Element and region data:
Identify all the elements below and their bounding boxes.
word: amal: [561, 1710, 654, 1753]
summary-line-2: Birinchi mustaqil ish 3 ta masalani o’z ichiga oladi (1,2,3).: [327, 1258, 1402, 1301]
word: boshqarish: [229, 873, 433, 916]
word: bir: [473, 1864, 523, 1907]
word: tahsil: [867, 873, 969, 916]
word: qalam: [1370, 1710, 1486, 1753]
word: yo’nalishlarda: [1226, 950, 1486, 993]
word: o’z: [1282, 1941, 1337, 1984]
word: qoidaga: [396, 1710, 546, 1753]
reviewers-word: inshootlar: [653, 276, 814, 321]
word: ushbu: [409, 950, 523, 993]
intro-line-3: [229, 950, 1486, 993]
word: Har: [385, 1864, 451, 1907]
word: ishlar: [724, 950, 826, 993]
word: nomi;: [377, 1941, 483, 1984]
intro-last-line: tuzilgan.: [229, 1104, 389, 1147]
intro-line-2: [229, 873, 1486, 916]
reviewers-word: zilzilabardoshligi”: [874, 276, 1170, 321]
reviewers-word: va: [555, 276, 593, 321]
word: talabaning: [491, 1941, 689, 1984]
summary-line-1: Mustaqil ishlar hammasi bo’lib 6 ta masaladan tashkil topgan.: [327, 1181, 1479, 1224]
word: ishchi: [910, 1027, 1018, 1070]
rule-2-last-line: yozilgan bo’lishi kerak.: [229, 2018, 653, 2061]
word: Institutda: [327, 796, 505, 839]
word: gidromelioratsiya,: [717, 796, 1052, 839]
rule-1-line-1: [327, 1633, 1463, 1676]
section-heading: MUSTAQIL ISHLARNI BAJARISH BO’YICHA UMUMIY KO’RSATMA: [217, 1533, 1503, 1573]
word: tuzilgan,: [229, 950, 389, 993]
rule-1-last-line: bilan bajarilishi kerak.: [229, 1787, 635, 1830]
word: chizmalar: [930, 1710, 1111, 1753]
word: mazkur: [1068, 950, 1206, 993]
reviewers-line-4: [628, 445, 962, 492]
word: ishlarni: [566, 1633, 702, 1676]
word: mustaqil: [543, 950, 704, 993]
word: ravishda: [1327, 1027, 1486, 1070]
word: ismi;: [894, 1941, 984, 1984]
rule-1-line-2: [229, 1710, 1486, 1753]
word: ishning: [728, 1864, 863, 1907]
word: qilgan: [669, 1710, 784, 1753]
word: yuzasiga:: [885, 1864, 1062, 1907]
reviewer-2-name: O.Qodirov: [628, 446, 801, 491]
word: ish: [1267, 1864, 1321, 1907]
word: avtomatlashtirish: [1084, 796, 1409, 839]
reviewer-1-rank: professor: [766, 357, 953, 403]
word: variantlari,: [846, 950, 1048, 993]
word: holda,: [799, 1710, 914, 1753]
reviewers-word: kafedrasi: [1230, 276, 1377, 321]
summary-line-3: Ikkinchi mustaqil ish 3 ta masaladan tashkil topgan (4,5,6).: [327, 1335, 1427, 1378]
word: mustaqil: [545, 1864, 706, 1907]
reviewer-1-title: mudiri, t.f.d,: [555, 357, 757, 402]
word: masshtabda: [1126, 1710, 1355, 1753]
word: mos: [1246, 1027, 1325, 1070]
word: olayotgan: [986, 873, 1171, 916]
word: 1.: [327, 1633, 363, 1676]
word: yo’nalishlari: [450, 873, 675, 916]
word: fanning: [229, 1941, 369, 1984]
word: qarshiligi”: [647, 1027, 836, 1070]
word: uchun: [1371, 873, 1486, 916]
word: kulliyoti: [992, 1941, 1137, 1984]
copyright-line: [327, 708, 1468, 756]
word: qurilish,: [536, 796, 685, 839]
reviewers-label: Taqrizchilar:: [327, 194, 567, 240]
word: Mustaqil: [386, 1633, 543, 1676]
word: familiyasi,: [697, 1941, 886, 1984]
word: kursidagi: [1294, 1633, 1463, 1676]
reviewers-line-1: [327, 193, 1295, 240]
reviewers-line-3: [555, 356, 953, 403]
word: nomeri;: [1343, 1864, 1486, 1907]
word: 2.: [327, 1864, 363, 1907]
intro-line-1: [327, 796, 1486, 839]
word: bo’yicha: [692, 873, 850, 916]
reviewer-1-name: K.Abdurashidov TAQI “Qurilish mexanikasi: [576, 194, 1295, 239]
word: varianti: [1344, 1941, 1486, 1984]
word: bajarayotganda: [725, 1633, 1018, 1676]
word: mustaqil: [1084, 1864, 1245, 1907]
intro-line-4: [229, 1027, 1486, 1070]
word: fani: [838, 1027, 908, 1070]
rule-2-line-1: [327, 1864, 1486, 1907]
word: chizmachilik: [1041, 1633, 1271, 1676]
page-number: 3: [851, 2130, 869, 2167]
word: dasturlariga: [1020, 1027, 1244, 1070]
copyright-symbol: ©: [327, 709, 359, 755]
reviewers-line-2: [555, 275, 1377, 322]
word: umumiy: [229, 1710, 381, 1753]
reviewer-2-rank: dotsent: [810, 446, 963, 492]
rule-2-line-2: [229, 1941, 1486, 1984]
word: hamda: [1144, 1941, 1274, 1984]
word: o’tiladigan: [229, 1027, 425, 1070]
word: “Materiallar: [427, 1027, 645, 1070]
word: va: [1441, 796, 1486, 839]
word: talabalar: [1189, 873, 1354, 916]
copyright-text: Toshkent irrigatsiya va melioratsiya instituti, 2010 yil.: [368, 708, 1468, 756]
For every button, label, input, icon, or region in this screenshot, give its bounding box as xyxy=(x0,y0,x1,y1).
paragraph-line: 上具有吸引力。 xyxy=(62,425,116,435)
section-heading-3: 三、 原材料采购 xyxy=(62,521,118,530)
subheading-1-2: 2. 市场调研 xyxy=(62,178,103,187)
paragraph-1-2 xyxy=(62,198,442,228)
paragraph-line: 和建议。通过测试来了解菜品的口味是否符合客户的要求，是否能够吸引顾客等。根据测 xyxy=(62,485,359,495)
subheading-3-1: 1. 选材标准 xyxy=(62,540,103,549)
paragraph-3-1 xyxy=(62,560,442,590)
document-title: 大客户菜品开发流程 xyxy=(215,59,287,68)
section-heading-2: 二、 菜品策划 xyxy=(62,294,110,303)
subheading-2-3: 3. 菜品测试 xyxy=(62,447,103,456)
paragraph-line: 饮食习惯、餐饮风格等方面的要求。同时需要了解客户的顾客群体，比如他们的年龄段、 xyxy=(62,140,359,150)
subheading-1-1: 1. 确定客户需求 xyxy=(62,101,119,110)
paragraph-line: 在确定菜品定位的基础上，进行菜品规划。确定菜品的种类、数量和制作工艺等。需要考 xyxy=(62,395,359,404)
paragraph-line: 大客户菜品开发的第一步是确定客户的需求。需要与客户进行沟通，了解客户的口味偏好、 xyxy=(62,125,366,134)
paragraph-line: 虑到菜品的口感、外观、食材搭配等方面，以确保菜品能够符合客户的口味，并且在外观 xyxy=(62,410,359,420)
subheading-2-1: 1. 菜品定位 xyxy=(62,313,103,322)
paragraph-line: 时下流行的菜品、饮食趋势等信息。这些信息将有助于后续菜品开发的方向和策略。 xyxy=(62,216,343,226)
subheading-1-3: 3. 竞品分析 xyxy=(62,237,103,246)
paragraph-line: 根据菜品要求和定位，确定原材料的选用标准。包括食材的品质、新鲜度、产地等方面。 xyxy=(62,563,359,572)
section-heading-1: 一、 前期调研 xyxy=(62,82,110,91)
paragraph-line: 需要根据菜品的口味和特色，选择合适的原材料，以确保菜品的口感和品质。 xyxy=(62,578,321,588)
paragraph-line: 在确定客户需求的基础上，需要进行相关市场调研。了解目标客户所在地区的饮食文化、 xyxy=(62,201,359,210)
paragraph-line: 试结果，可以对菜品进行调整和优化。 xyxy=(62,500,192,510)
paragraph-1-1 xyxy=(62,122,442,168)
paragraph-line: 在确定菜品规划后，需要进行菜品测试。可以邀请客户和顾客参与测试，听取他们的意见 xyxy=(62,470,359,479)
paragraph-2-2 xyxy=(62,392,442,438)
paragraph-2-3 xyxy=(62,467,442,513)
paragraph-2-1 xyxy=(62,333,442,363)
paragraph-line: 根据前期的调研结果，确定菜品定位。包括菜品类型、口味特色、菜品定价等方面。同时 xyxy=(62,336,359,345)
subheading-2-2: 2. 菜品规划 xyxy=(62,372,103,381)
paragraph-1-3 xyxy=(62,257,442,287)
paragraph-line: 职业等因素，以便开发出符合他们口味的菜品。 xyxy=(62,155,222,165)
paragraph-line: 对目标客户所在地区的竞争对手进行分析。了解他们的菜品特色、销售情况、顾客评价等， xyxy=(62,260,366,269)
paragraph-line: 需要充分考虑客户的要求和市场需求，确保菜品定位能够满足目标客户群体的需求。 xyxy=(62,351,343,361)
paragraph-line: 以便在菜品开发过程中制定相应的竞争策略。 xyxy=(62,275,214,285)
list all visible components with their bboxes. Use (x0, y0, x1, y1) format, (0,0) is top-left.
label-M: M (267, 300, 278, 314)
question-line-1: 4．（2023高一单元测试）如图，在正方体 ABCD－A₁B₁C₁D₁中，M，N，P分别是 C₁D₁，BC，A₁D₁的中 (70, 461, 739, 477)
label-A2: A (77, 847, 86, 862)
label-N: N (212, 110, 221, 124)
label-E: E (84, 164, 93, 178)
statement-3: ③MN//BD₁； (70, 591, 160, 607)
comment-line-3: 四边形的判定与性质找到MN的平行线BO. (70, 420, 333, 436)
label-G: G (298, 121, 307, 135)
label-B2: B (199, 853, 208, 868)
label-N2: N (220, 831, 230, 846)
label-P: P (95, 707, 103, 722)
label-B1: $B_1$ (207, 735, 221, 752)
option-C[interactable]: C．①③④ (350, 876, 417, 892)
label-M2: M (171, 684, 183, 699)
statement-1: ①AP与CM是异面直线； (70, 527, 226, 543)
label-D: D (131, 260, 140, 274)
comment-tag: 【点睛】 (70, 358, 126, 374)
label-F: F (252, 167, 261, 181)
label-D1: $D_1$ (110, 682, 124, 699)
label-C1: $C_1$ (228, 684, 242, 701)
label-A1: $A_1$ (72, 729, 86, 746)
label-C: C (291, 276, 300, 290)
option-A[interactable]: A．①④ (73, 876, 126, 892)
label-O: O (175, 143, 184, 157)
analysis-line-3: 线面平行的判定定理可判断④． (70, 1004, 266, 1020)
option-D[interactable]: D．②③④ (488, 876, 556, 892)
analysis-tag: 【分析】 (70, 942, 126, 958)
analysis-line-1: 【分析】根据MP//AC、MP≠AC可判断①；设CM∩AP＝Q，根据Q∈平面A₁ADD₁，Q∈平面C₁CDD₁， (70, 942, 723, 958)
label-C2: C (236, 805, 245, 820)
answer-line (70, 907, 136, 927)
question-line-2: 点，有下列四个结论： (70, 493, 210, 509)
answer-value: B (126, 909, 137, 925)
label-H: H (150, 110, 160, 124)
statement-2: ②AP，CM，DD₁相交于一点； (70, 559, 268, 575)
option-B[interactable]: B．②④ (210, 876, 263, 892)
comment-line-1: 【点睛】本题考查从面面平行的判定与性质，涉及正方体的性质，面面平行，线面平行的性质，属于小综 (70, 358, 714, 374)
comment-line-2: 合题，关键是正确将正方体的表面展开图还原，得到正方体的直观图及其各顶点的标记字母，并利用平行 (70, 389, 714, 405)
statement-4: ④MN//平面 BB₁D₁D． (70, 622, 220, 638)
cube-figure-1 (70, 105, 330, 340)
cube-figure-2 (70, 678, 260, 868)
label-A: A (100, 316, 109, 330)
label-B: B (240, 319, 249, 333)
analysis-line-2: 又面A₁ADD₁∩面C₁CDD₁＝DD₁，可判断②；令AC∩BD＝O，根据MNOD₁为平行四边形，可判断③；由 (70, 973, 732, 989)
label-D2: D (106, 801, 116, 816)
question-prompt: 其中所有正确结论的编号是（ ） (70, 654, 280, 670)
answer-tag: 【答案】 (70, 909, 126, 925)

| TO BE DONE |
Can you reproduce the records from their first line through the line that contains "word: talabaning: [491, 1941, 689, 1984]", with both of those lines included?

| RESPONSE TO THE EXERCISE |
Identify all the elements below and their bounding boxes.
word: amal: [561, 1710, 654, 1753]
summary-line-2: Birinchi mustaqil ish 3 ta masalani o’z ichiga oladi (1,2,3).: [327, 1258, 1402, 1301]
word: boshqarish: [229, 873, 433, 916]
word: bir: [473, 1864, 523, 1907]
word: tahsil: [867, 873, 969, 916]
word: qalam: [1370, 1710, 1486, 1753]
word: yo’nalishlarda: [1226, 950, 1486, 993]
word: o’z: [1282, 1941, 1337, 1984]
word: qoidaga: [396, 1710, 546, 1753]
reviewers-word: inshootlar: [653, 276, 814, 321]
word: ushbu: [409, 950, 523, 993]
intro-line-3: [229, 950, 1486, 993]
word: Har: [385, 1864, 451, 1907]
word: ishlar: [724, 950, 826, 993]
word: nomi;: [377, 1941, 483, 1984]
intro-last-line: tuzilgan.: [229, 1104, 389, 1147]
intro-line-2: [229, 873, 1486, 916]
reviewers-word: zilzilabardoshligi”: [874, 276, 1170, 321]
reviewers-word: va: [555, 276, 593, 321]
word: talabaning: [491, 1941, 689, 1984]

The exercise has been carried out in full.